== Requirements ==
Find each line with the string "differentiable" and report it.

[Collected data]
***
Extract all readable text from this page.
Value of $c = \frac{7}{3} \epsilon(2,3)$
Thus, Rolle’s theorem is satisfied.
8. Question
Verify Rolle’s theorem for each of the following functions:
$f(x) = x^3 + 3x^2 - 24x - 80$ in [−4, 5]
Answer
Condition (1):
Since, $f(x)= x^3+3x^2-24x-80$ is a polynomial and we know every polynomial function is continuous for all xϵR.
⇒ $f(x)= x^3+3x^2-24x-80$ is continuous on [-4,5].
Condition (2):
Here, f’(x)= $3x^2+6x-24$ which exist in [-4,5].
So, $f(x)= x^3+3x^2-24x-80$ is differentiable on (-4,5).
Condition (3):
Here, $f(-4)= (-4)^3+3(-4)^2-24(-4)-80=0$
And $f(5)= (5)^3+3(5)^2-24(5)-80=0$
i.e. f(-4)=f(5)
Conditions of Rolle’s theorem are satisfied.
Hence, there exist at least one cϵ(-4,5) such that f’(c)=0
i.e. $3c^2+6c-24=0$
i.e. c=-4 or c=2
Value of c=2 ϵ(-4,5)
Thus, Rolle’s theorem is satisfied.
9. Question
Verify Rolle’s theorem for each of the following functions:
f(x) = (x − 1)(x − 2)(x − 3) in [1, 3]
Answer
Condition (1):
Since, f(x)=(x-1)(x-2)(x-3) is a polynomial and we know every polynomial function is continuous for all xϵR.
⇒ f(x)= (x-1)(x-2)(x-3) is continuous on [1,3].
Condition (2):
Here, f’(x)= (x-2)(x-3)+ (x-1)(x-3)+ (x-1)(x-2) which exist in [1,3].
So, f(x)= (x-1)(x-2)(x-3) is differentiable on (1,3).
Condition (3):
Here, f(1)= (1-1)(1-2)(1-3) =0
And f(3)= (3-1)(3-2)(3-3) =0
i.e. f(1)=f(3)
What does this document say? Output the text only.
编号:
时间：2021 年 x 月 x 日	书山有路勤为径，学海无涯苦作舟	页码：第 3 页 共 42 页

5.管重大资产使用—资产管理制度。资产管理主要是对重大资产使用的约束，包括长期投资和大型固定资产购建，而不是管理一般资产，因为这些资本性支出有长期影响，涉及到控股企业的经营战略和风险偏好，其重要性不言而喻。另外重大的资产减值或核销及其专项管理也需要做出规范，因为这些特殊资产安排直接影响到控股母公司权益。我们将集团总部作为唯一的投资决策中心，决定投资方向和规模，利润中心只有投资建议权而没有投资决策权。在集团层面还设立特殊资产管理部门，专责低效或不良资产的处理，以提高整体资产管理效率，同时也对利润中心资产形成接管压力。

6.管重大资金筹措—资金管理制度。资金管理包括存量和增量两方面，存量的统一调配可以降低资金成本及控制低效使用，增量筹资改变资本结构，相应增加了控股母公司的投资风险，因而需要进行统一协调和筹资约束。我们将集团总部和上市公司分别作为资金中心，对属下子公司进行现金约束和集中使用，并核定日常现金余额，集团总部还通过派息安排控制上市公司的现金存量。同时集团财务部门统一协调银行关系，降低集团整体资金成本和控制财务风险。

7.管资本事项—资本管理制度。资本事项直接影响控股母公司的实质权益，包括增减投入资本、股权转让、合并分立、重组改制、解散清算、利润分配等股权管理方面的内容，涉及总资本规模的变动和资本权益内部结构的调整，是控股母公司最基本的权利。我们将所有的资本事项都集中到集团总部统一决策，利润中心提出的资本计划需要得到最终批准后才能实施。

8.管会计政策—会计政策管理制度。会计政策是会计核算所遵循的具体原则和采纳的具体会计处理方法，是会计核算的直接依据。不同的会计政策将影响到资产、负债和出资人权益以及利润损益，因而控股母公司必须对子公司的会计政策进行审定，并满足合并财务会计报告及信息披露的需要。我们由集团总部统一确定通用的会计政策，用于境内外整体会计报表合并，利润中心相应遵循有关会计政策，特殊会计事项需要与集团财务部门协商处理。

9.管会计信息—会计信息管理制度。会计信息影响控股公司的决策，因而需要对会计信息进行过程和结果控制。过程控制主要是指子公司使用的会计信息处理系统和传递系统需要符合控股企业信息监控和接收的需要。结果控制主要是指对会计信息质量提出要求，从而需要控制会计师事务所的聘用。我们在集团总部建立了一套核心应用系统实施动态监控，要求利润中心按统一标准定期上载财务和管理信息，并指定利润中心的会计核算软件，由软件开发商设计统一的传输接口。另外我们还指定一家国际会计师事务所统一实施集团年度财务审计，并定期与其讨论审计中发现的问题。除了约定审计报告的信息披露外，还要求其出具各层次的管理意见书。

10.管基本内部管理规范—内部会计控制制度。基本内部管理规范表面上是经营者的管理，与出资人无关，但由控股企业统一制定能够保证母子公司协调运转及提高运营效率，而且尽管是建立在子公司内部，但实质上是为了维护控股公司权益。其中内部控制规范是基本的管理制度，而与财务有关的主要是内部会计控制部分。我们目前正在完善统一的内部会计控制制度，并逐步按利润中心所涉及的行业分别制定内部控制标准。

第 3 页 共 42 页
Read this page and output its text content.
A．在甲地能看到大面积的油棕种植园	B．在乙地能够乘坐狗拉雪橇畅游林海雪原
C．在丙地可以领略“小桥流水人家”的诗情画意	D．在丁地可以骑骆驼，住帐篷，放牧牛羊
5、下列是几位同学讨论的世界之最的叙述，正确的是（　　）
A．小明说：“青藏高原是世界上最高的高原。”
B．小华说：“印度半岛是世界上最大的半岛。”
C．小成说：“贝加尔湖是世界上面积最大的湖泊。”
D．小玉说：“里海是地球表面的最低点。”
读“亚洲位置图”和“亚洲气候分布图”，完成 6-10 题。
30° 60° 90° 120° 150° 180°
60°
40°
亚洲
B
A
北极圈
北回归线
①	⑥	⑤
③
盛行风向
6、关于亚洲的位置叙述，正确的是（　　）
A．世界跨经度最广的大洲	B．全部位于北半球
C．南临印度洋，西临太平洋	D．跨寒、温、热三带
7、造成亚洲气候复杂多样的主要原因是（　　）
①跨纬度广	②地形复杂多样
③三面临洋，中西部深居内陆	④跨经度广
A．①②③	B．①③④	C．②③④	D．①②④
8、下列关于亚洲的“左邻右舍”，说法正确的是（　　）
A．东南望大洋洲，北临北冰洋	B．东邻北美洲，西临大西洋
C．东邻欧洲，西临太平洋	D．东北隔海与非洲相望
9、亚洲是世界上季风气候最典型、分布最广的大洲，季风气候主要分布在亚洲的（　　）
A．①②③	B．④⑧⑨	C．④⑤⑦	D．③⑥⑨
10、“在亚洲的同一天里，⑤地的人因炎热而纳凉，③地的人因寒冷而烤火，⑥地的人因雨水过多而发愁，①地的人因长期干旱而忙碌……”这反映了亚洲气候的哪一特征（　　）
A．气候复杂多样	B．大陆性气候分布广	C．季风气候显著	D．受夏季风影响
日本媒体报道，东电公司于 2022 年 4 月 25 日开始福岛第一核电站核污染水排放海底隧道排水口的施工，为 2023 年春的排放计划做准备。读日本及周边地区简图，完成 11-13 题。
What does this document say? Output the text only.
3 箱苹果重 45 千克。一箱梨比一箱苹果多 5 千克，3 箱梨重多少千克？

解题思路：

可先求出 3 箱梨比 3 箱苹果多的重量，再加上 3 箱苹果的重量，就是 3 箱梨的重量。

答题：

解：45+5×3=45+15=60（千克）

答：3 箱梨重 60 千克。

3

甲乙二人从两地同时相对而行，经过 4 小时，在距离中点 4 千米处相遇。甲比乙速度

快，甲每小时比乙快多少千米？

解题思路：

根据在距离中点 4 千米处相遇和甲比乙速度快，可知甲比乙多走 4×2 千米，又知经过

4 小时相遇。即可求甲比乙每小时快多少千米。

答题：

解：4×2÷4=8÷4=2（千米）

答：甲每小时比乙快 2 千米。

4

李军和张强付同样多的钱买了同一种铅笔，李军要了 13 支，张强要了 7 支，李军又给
***
== Result ==
So, $f(x)= x^3+3x^2-24x-80$ is differentiable on (-4,5).
So, f(x)= (x-1)(x-2)(x-3) is differentiable on (1,3).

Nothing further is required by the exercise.